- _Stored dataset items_
§ §
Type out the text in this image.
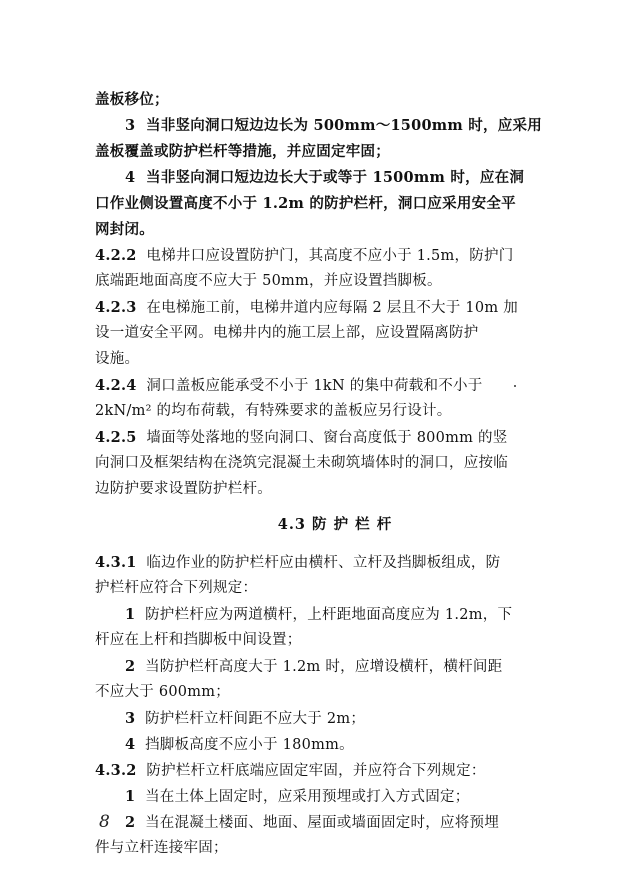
盖板移位；
3 当非竖向洞口短边边长为 500mm～1500mm 时，应采用
盖板覆盖或防护栏杆等措施，并应固定牢固；
4 当非竖向洞口短边边长大于或等于 1500mm 时，应在洞
口作业侧设置高度不小于 1.2m 的防护栏杆，洞口应采用安全平
网封闭。
4.2.2 电梯井口应设置防护门，其高度不应小于 1.5m，防护门
底端距地面高度不应大于 50mm，并应设置挡脚板。
4.2.3 在电梯施工前，电梯井道内应每隔 2 层且不大于 10m 加
设一道安全平网。电梯井内的施工层上部，应设置隔离防护
设施。
4.2.4 洞口盖板应能承受不小于 1kN 的集中荷载和不小于
2kN/m² 的均布荷载，有特殊要求的盖板应另行设计。
4.2.5 墙面等处落地的竖向洞口、窗台高度低于 800mm 的竖
向洞口及框架结构在浇筑完混凝土未砌筑墙体时的洞口，应按临
边防护要求设置防护栏杆。
4.3 防 护 栏 杆
4.3.1 临边作业的防护栏杆应由横杆、立杆及挡脚板组成，防
护栏杆应符合下列规定：
1 防护栏杆应为两道横杆，上杆距地面高度应为 1.2m，下
杆应在上杆和挡脚板中间设置；
2 当防护栏杆高度大于 1.2m 时，应增设横杆，横杆间距
不应大于 600mm；
3 防护栏杆立杆间距不应大于 2m；
4 挡脚板高度不应小于 180mm。
4.3.2 防护栏杆立杆底端应固定牢固，并应符合下列规定：
1 当在土体上固定时，应采用预埋或打入方式固定；
2 当在混凝土楼面、地面、屋面或墙面固定时，应将预埋
件与立杆连接牢固；
8
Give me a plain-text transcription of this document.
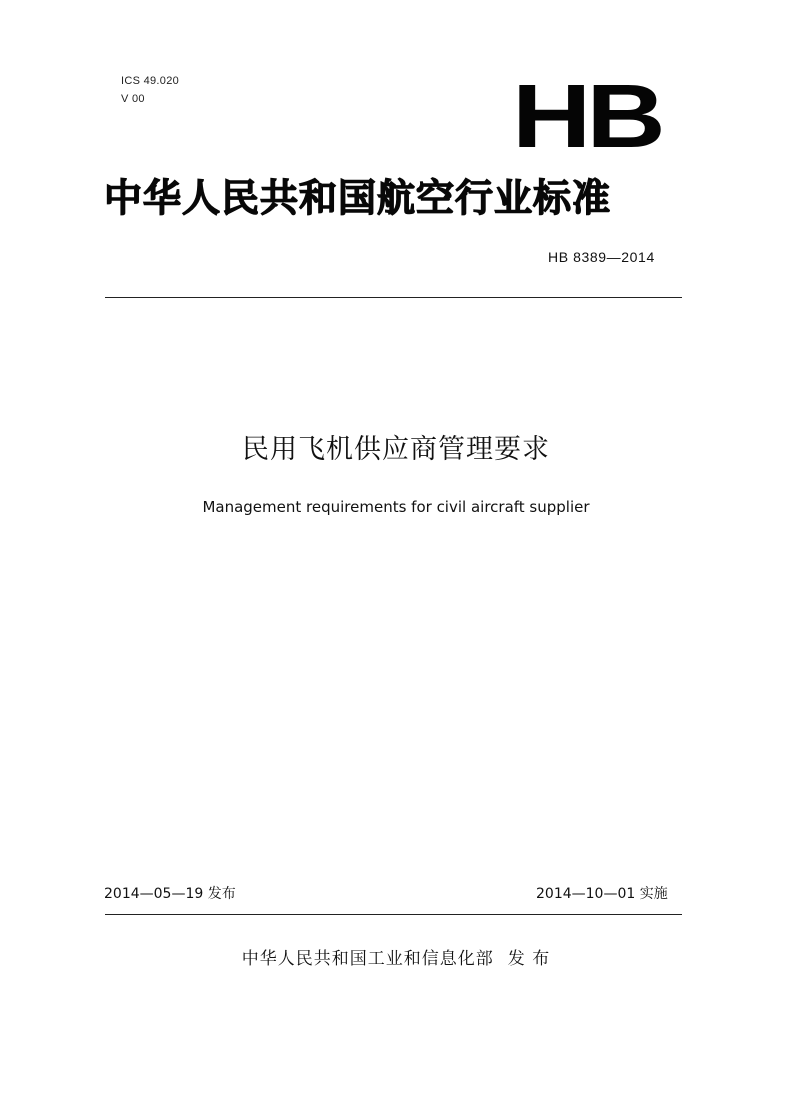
ICS 49.020
V 00	HB
中华人民共和国航空行业标准
HB 8389—2014
民用飞机供应商管理要求
Management requirements for civil aircraft supplier
2014—05—19 发布	2014—10—01 实施
中华人民共和国工业和信息化部 发 布
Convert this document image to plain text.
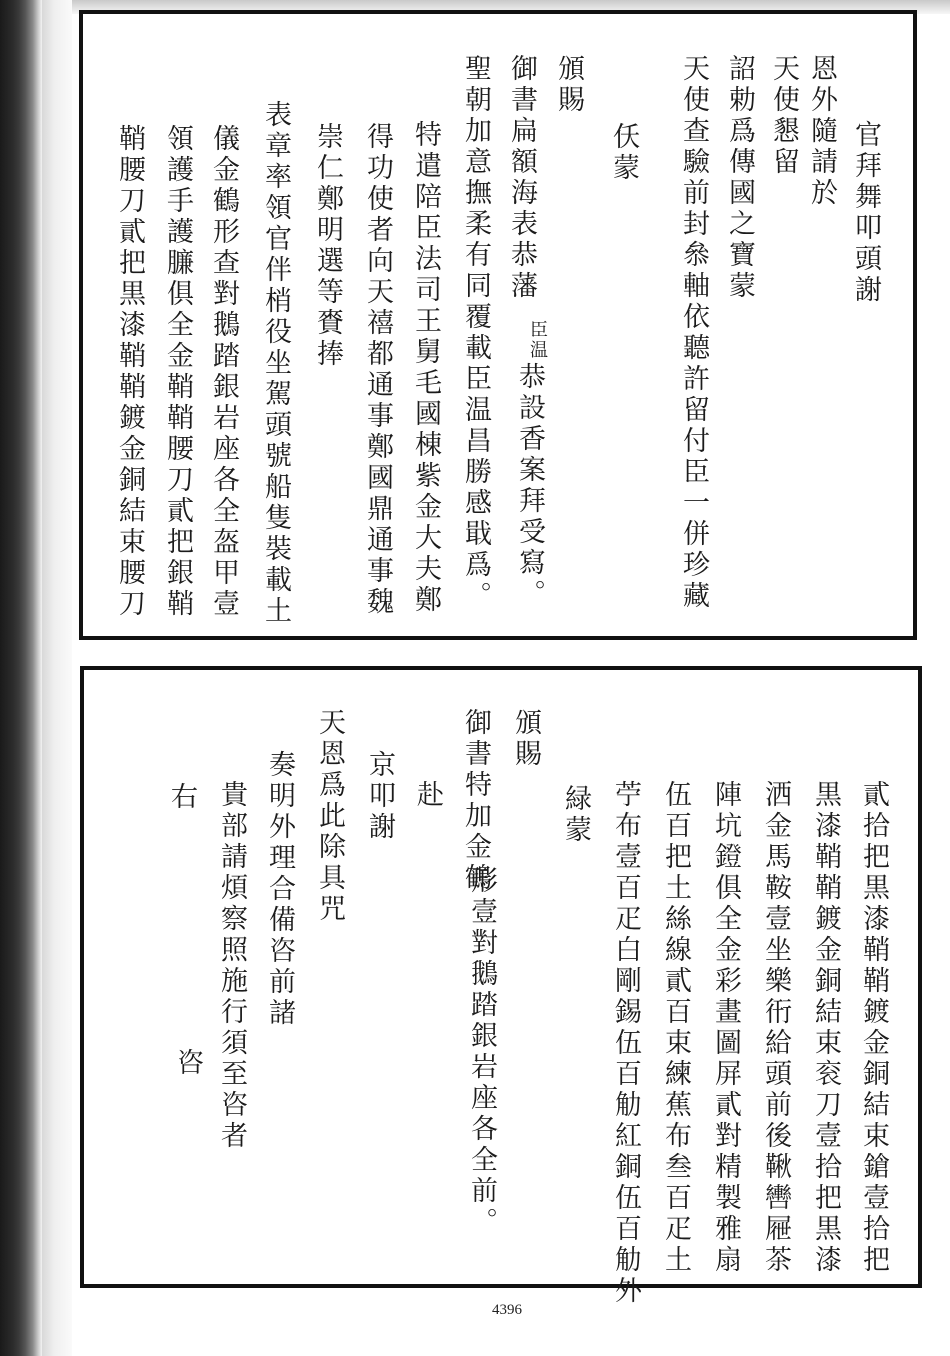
官拜舞叩頭謝
恩外隨請於
天使懇留
詔勅爲傳國之寶蒙
天使查驗前封叅軸依聽許留付臣一併珍藏
仸蒙
頒賜
御書扁額海表恭藩
臣温
恭設香案拜受寫。
聖朝加意撫柔有同覆載臣温昌勝感戢爲。
特遣陪臣法司王舅毛國棟紫金大夫鄭
得功使者向天禧都通事鄭國鼎通事魏
崇仁鄭明選等賚捧
表章率領官伴梢役坐駕頭號船隻裝載土
儀金鶴形查對鵝踏銀岩座各全盔甲壹
領護手護臁俱全金鞘鞘腰刀貳把銀鞘
鞘腰刀貳把黒漆鞘鞘鍍金銅結束腰刀
貳拾把黒漆鞘鞘鍍金銅結束鎗壹拾把
黒漆鞘鞘鍍金銅結束衮刀壹拾把黒漆
洒金馬鞍壹坐樂衎給頭前後鞦轡屜茶
陣坑鐙俱全金彩畫圖屏貳對精製雅扇
伍百把土絲線貳百束練蕉布叁百疋土
苧布壹百疋白剛錫伍百觔紅銅伍百觔外
緑蒙
頒賜
御書特加金鶴
形壹對鵝踏銀岩座各全前。
赴
京叩謝
天恩爲此除具咒
奏明外理合備咨前諸
貴部請煩察照施行須至咨者
右
咨
4396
§ §
- _What to work on_
Lines holding the word "image" should be counted across the entries; state only how many there are.

- _Written answer_
2